Estratto selezionato —
++++++++++

La separazione come una meta da raggiungere a fine quarantena. È questo l’obiettivo di molte coppie.

Appena viene fatto presente che per le separazioni occorre addivenire a un accordo da siglare in tribunale oppure, dove non sia possibile, intraprendere un giudizio e che, in ogni caso, ci vuole tempo, ecco arrivare un sospiro e un “capisco, allora ci penso e magari richiamo.”

Durante le convivenze forzate da Coronavirus, infatti, separarsi può diventare un’esigenza che non ammette dilazioni.

C’è chi riesce in un enorme esercizio di sopportazione: non potendo uscire o andare a lavorare, i difetti dell’altro diventano peccati originali non tollerabili.

Ogni mania che non sia la nostra pesa come un’incudine, ogni parola non gradita viene amplificata come da mille altoparlanti, ogni gesto misurato e giudicato insufficiente.

Separazione e quarantena

C’è chi se ne fa una ragione e c’è chi no. E decide che, finita la quarantena, finirà anche il matrimonio.

In barba al mutuo ancora da pagare, in barba ai figli piccoli, in barba al cane e (ma lì scatta il sogghigno) in barba pure alla suocera.

++++++++++

Compito 1 — Trascrivi fedelmente dal brano sulla separazione in quarantena la parte che va da "C’è chi riesce" fino a "e giudicato insufficiente.", quest'ultima inclusa.
Compito 2 — Prosegui il brano sulla separazione in quarantena a partire dalla sua ultima frase.

++++++++++

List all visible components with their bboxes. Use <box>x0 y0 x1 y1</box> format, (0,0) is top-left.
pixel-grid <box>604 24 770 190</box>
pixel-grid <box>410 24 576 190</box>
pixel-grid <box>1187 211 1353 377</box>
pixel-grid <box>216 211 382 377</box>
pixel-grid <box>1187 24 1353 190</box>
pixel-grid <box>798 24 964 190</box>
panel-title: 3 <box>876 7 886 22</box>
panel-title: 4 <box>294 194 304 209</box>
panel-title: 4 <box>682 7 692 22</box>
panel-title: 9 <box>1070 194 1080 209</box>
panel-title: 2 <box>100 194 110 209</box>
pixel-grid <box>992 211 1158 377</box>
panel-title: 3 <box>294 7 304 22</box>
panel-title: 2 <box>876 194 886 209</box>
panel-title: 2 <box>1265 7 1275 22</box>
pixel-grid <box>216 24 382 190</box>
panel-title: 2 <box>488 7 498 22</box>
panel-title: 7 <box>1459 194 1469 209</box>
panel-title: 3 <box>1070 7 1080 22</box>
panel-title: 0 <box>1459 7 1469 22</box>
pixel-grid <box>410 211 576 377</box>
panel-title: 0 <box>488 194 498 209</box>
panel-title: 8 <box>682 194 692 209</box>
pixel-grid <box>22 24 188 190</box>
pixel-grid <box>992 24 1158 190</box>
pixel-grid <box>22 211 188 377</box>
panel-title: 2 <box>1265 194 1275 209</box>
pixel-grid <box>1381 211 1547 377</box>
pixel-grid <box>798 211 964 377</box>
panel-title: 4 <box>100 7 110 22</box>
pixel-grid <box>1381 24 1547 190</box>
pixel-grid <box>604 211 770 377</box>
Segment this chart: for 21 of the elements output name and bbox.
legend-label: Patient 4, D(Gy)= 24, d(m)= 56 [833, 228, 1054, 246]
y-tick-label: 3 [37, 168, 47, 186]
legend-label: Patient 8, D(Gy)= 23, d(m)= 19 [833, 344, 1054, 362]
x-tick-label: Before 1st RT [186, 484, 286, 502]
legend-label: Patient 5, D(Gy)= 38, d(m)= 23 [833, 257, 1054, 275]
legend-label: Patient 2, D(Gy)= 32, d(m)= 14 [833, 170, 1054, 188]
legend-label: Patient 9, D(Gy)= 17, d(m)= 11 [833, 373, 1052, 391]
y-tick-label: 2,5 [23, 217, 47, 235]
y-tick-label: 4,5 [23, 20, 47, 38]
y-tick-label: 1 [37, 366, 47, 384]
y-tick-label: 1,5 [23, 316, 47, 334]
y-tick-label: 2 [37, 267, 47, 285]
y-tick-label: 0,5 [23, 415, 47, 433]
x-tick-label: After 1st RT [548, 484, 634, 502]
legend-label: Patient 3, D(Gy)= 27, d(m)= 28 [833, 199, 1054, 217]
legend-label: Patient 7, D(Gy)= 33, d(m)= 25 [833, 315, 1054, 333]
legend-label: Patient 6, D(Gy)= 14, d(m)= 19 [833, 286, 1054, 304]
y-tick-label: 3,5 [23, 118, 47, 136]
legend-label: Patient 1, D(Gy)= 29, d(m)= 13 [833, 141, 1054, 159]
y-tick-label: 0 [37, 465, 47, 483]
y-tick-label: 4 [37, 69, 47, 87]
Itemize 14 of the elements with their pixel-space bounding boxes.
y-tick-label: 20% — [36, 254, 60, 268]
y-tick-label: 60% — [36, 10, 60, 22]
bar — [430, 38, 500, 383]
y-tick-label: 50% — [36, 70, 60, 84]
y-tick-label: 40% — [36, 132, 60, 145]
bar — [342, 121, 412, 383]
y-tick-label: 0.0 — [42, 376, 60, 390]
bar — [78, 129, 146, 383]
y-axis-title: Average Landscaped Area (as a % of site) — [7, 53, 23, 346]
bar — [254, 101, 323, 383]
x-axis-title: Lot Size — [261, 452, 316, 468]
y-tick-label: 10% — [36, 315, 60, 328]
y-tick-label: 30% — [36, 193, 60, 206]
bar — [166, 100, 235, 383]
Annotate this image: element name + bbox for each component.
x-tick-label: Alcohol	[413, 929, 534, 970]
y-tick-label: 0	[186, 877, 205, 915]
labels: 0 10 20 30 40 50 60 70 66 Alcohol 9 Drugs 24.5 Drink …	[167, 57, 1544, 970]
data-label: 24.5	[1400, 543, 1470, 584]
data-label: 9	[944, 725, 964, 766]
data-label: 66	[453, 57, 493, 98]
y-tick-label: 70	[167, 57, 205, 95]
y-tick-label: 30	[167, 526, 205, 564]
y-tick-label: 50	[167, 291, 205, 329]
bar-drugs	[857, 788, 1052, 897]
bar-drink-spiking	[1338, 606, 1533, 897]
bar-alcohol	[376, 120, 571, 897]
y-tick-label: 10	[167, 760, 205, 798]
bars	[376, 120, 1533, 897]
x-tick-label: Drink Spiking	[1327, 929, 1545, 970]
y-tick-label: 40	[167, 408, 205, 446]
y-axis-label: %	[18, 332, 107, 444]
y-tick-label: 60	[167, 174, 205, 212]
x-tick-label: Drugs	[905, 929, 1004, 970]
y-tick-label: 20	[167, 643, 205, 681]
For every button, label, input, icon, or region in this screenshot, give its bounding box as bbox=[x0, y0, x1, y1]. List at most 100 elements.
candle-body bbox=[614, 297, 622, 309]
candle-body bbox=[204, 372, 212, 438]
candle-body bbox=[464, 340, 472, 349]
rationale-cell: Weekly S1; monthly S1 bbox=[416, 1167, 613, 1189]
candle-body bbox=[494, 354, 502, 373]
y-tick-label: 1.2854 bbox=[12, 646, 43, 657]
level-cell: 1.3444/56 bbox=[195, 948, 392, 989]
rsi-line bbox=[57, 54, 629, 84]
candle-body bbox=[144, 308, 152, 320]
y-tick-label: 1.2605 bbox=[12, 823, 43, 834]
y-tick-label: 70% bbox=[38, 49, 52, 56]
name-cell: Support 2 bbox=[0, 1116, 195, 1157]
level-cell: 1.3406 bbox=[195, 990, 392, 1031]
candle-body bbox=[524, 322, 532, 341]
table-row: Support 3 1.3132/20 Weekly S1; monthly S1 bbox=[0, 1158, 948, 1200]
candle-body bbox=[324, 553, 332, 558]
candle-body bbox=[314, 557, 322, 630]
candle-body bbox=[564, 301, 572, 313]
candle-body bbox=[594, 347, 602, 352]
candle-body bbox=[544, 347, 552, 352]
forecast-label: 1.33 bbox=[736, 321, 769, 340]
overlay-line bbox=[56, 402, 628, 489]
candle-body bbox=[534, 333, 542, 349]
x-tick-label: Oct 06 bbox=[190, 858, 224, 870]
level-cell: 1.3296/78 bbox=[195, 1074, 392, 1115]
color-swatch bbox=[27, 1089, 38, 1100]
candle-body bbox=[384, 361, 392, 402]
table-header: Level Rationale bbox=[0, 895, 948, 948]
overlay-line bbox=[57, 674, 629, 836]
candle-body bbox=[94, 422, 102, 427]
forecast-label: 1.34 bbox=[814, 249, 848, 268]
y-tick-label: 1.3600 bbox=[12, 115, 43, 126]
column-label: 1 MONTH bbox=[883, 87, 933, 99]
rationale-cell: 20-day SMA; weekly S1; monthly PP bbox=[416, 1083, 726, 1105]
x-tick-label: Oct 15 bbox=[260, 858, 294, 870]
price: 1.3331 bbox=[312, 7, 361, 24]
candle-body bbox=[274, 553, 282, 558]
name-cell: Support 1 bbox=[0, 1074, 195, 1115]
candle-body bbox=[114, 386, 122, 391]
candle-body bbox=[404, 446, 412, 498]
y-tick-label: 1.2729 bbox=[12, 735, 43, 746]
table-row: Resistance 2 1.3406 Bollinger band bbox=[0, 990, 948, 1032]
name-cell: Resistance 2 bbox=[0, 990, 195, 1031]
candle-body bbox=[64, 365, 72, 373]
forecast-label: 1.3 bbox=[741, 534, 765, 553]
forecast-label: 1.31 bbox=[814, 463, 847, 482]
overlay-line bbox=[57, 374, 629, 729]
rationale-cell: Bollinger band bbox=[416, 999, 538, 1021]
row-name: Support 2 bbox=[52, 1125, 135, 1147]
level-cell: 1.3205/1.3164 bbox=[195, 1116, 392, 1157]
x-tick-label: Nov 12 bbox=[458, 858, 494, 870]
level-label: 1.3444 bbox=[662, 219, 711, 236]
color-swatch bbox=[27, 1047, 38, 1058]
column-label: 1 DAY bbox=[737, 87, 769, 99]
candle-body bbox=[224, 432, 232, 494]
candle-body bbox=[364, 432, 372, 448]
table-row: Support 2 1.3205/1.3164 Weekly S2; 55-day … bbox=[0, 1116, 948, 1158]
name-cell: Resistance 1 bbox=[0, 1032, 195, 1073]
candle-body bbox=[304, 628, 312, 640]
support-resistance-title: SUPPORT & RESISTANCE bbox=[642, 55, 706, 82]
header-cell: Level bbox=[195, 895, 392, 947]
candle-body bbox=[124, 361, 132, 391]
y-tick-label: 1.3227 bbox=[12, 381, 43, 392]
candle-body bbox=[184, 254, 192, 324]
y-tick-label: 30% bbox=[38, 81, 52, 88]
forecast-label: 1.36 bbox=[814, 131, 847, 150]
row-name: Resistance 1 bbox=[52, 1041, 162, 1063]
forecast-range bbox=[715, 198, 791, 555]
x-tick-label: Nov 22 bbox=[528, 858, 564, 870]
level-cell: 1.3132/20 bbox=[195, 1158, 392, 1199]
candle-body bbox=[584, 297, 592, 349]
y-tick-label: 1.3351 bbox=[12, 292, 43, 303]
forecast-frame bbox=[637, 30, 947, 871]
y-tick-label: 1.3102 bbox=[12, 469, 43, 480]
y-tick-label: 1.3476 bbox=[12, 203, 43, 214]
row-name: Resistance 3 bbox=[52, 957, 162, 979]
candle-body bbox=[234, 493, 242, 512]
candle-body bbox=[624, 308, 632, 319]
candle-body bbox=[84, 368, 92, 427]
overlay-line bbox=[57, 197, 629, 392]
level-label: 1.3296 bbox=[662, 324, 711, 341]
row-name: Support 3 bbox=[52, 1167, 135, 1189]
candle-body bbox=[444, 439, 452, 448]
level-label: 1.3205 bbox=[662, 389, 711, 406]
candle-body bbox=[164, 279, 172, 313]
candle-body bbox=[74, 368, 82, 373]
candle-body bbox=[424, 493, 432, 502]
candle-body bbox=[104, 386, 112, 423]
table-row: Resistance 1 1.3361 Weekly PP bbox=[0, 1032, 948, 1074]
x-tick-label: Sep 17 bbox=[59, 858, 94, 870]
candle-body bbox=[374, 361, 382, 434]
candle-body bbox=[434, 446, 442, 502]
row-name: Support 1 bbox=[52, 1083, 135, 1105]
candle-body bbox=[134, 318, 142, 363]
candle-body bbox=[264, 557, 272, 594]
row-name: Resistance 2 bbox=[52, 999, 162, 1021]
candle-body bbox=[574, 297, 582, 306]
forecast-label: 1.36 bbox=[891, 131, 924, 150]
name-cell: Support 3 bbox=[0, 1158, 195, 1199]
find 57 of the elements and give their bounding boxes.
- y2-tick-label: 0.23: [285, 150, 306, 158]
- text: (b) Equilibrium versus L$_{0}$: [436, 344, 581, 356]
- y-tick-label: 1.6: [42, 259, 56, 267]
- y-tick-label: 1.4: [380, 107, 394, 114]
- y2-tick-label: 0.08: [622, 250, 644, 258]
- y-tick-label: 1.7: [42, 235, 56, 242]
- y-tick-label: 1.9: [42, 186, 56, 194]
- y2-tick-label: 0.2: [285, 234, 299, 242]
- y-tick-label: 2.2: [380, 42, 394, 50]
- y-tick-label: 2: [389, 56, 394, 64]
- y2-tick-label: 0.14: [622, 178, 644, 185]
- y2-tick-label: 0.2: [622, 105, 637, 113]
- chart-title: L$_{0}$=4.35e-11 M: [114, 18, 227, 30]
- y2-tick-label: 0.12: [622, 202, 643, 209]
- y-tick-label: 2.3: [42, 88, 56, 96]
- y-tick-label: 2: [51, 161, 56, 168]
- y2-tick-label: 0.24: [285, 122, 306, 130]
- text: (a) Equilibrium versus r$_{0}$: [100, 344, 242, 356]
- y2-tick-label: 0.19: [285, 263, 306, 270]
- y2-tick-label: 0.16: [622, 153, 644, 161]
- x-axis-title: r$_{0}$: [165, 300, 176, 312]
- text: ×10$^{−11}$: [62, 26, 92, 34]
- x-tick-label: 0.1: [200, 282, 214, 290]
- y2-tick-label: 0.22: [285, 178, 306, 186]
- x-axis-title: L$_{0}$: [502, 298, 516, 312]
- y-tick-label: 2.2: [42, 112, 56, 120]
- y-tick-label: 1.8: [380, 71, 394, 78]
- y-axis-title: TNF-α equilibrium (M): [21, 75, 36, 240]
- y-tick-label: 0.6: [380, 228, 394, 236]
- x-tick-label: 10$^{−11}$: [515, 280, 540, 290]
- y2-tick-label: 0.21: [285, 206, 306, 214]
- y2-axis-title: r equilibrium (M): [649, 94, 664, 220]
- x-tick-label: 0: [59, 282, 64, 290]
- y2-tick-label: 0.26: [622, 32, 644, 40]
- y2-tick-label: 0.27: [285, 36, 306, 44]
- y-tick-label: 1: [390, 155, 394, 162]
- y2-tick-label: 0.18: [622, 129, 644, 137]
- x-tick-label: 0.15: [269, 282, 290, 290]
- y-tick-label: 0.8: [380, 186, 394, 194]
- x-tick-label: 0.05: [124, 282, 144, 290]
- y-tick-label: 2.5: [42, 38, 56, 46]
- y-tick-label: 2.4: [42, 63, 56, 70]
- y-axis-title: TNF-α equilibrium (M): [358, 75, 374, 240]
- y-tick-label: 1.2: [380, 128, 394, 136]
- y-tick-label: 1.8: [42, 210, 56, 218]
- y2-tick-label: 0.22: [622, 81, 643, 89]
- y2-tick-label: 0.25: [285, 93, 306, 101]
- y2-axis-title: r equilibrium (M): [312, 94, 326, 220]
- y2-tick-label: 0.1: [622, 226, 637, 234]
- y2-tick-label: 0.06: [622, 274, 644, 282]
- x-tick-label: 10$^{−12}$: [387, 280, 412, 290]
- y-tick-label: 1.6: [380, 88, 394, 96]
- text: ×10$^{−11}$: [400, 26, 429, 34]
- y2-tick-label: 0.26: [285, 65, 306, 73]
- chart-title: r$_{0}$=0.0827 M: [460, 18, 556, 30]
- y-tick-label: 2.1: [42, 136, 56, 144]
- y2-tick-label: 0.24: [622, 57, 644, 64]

++++++++++

Risposta attesa 1 —
C’è chi riesce in un enorme esercizio di sopportazione: non potendo uscire o andare a lavorare, i difetti dell’altro diventano peccati originali non tollerabili.

Ogni mania che non sia la nostra pesa come un’incudine, ogni parola non gradita viene amplificata come da mille altoparlanti, ogni gesto misurato e giudicato insufficiente.

Risposta attesa 2 —
A volte diventa una questione di mero principio: un signore settimana scorsa ha chiesto se poteva separarsi dalla moglie anche se non aveva un altro posto dove stare (quarantena o no) e quindi sì, sarebbe rimasto tutte le sere a guardare la tv con la moglie, ma da separato.

Separazione e considerazioni

Numerose sono le richieste di informazioni che giungono da parte di potenziali clienti interessati a procedere con la separazione dal marito o dalla moglie.

Al termine di questo periodo di forzato isolamento e di chiusura delle Corti di giustizia, ci si aspetta un decisivo incremento del contenzioso riguardante separazione, divorzio e cessazione di unioni civili.

E, in merito alle condizioni di affido dei figli, le regole di sicurezza imposte dal Governo sugli spostamenti sono state utilizzate da alcuni genitori come alibi per impedire una corretta gestione degli accordi di affido condiviso o semplicemente come arma di ricatto nei confronti dell’altro genitore.

Quarantena e violenza

Non c’è solo questo, purtroppo. In quasi due mesi di quarantena si contano almeno sei casi di femminicidio (emersi finora), e cioè di mogli o conviventi uccise dai mariti o dai compagni, tre dei quali si sono poi tolti la vita. 

Senza contare i casi di tentato omicidio e di percosse o lesioni.

La fase 2 come via d’uscita

Quanto alla violenza psicologica, che riguarda senza distinzione entrambi i generi, è un fenomeno talmente sommerso che nessuna statistica potrebbe mai rendere giustizia al dato reale.

La convivenza forzata non accende la miccia della violenza solo tra le coppie.

Moltissimi i casi di liti di condominio o tra estranei.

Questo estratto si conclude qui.